→ **Task details**:
Keep the images out and copy every entry below exactly.

→ **Stored rows**:
* begin *

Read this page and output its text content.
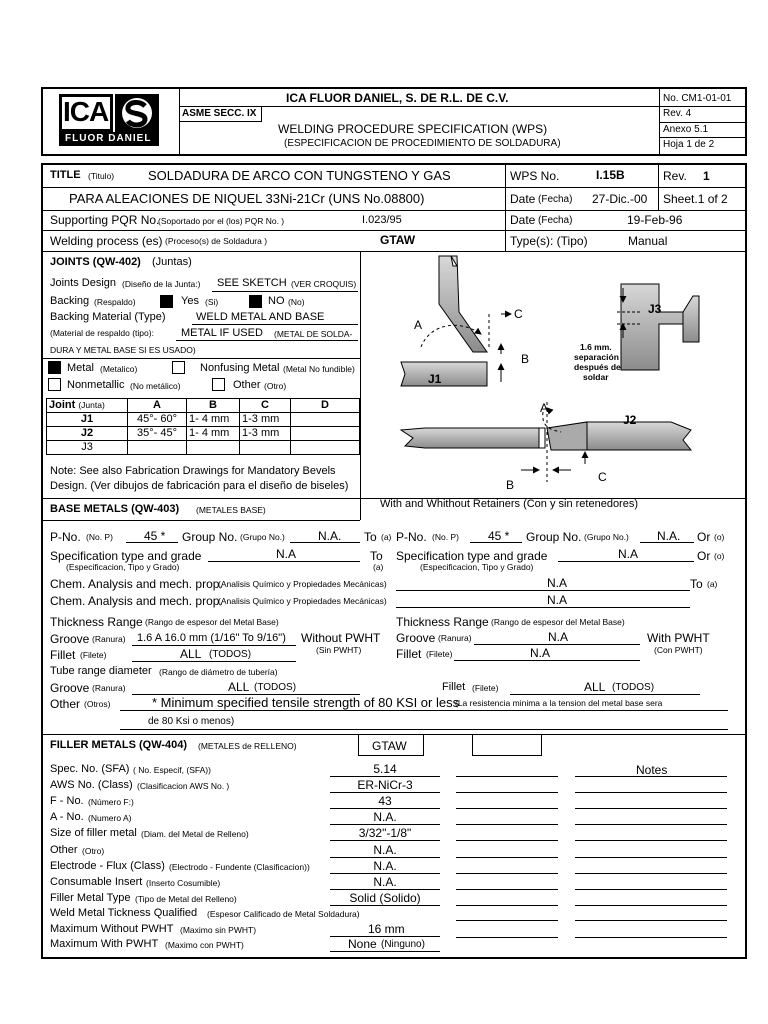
ICA
FLUOR DANIEL
ICA FLUOR DANIEL, S. DE R.L. DE C.V.
ASME SECC. IX
WELDING PROCEDURE SPECIFICATION (WPS)
(ESPECIFICACION DE PROCEDIMIENTO DE SOLDADURA)
No. CM1-01-01
Rev. 4
Anexo 5.1
Hoja 1 de 2
TITLE (Titulo)	SOLDADURA DE ARCO CON TUNGSTENO Y GAS
PARA ALEACIONES DE NIQUEL 33Ni-21Cr (UNS No.08800)
WPS No.	I.15B	Rev. 1
Date (Fecha) 27-Dic.-00 Sheet.1 of 2
Supporting PQR No.
(Soportado por el (los) PQR No. )	I.023/95	Date (Fecha)	19-Feb-96
Welding process (es) (Proceso(s) de Soldadura )	GTAW	Type(s): (Tipo)	Manual
JOINTS (QW-402) (Juntas)
Joints Design (Diseño de la Junta:) SEE SKETCH (VER CROQUIS)
Backing (Respaldo)	Yes (Si)	NO (No)
Backing Material (Type)	WELD METAL AND BASE
(Material de respaldo (tipo): METAL IF USED (METAL DE SOLDA-
DURA Y METAL BASE SI ES USADO)
Metal (Metalico)	Nonfusing Metal (Metal No fundible)
Nonmetallic (No metálico)	Other (Otro)
Joint (Junta)	A	B	C	D
J1	45°- 60°	1- 4 mm	1-3 mm	
J2	35°- 45°	1- 4 mm	1-3 mm	
J3				
Note: See also Fabrication Drawings for Mandatory Bevels
Design. (Ver dibujos de fabricación para el diseño de biseles)
A
C
B
J1
J3
1.6 mm.
separación
después de
soldar
A
J2
B
C
With and Whithout Retainers (Con y sin retenedores)
BASE METALS (QW-403) (METALES BASE)
P-No. (No. P)	45 * Group No. (Grupo No.)	N.A. To (a) P-No. (No. P) 45 * Group No. (Grupo No.) N.A. Or (o)
Specification type and grade
(Especificacion, Tipo y Grado)
N.A	To
(a)
Specification type and grade
(Especificacion, Tipo y Grado)
N.A	Or (o)
Chem. Analysis and mech. prop.
(Analisis Químico y Propiedades Mecánicas)	N.A	To (a)
Chem. Analysis and mech. prop.
(Analisis Químico y Propiedades Mecánicas)	N.A
Thickness Range (Rango de espesor del Metal Base)	Thickness Range (Rango de espesor del Metal Base)
Groove (Ranura) 1.6 A 16.0 mm (1/16" To 9/16") Without PWHT
(Sin PWHT)
Fillet (Filete)	ALL (TODOS)
Groove (Ranura)	N.A	With PWHT
(Con PWHT)
Fillet (Filete)	N.A
Tube range diameter (Rango de diámetro de tubería)
Groove (Ranura)	ALL (TODOS)	Fillet (Filete)	ALL (TODOS)
Other (Otros)	* Minimum specified tensile strength of 80 KSI or less
(La resistencia minima a la tension del metal base sera
de 80 Ksi o menos)
FILLER METALS (QW-404) (METALES de RELLENO)	GTAW
Notes
Spec. No. (SFA) ( No. Especif, (SFA))	5.14
AWS No. (Class) (Clasificacion AWS No. )	ER-NiCr-3
F - No. (Número F:)	43
A - No. (Numero A)	N.A.
Size of filler metal (Diam. del Metal de Relleno)	3/32"-1/8"
Other (Otro)	N.A.
Electrode - Flux (Class) (Electrodo - Fundente (Clasificacion))	N.A.
Consumable Insert (Inserto Cosumible)	N.A.
Filler Metal Type (Tipo de Metal del Relleno)	Solid (Solido)
Weld Metal Tickness Qualified (Espesor Calificado de Metal Soldadura)
Maximum Without PWHT (Maximo sin PWHT)	16 mm
Maximum With PWHT (Maximo con PWHT)	None (Ninguno)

* end *

→ **Right answer**:
Read this page and output its text content.
ICA
FLUOR DANIEL
ICA FLUOR DANIEL, S. DE R.L. DE C.V.
ASME SECC. IX
WELDING PROCEDURE SPECIFICATION (WPS)
(ESPECIFICACION DE PROCEDIMIENTO DE SOLDADURA)
No. CM1-01-01
Rev. 4
Anexo 5.1
Hoja 1 de 2
TITLE (Titulo)	SOLDADURA DE ARCO CON TUNGSTENO Y GAS
PARA ALEACIONES DE NIQUEL 33Ni-21Cr (UNS No.08800)
WPS No.	I.15B	Rev. 1
Date (Fecha) 27-Dic.-00 Sheet.1 of 2
Supporting PQR No.
(Soportado por el (los) PQR No. )	I.023/95	Date (Fecha)	19-Feb-96
Welding process (es) (Proceso(s) de Soldadura )	GTAW	Type(s): (Tipo)	Manual
JOINTS (QW-402) (Juntas)
Joints Design (Diseño de la Junta:) SEE SKETCH (VER CROQUIS)
Backing (Respaldo)	Yes (Si)	NO (No)
Backing Material (Type)	WELD METAL AND BASE
(Material de respaldo (tipo): METAL IF USED (METAL DE SOLDA-
DURA Y METAL BASE SI ES USADO)
Metal (Metalico)	Nonfusing Metal (Metal No fundible)
Nonmetallic (No metálico)	Other (Otro)
Joint (Junta)	A	B	C	D
J1	45°- 60°	1- 4 mm	1-3 mm	
J2	35°- 45°	1- 4 mm	1-3 mm	
J3				
Note: See also Fabrication Drawings for Mandatory Bevels
Design. (Ver dibujos de fabricación para el diseño de biseles)
A
C
B
J1
J3
1.6 mm.
separación
después de
soldar
A
J2
B
C
With and Whithout Retainers (Con y sin retenedores)
BASE METALS (QW-403) (METALES BASE)
P-No. (No. P)	45 * Group No. (Grupo No.)	N.A. To (a) P-No. (No. P) 45 * Group No. (Grupo No.) N.A. Or (o)
Specification type and grade
(Especificacion, Tipo y Grado)
N.A	To
(a)
Specification type and grade
(Especificacion, Tipo y Grado)
N.A	Or (o)
Chem. Analysis and mech. prop.
(Analisis Químico y Propiedades Mecánicas)	N.A	To (a)
Chem. Analysis and mech. prop.
(Analisis Químico y Propiedades Mecánicas)	N.A
Thickness Range (Rango de espesor del Metal Base)	Thickness Range (Rango de espesor del Metal Base)
Groove (Ranura) 1.6 A 16.0 mm (1/16" To 9/16") Without PWHT
(Sin PWHT)
Fillet (Filete)	ALL (TODOS)
Groove (Ranura)	N.A	With PWHT
(Con PWHT)
Fillet (Filete)	N.A
Tube range diameter (Rango de diámetro de tubería)
Groove (Ranura)	ALL (TODOS)	Fillet (Filete)	ALL (TODOS)
Other (Otros)	* Minimum specified tensile strength of 80 KSI or less
(La resistencia minima a la tension del metal base sera
de 80 Ksi o menos)
FILLER METALS (QW-404) (METALES de RELLENO)	GTAW
Notes
Spec. No. (SFA) ( No. Especif, (SFA))	5.14
AWS No. (Class) (Clasificacion AWS No. )	ER-NiCr-3
F - No. (Número F:)	43
A - No. (Numero A)	N.A.
Size of filler metal (Diam. del Metal de Relleno)	3/32"-1/8"
Other (Otro)	N.A.
Electrode - Flux (Class) (Electrodo - Fundente (Clasificacion))	N.A.
Consumable Insert (Inserto Cosumible)	N.A.
Filler Metal Type (Tipo de Metal del Relleno)	Solid (Solido)
Weld Metal Tickness Qualified (Espesor Calificado de Metal Soldadura)
Maximum Without PWHT (Maximo sin PWHT)	16 mm
Maximum With PWHT (Maximo con PWHT)	None (Ninguno)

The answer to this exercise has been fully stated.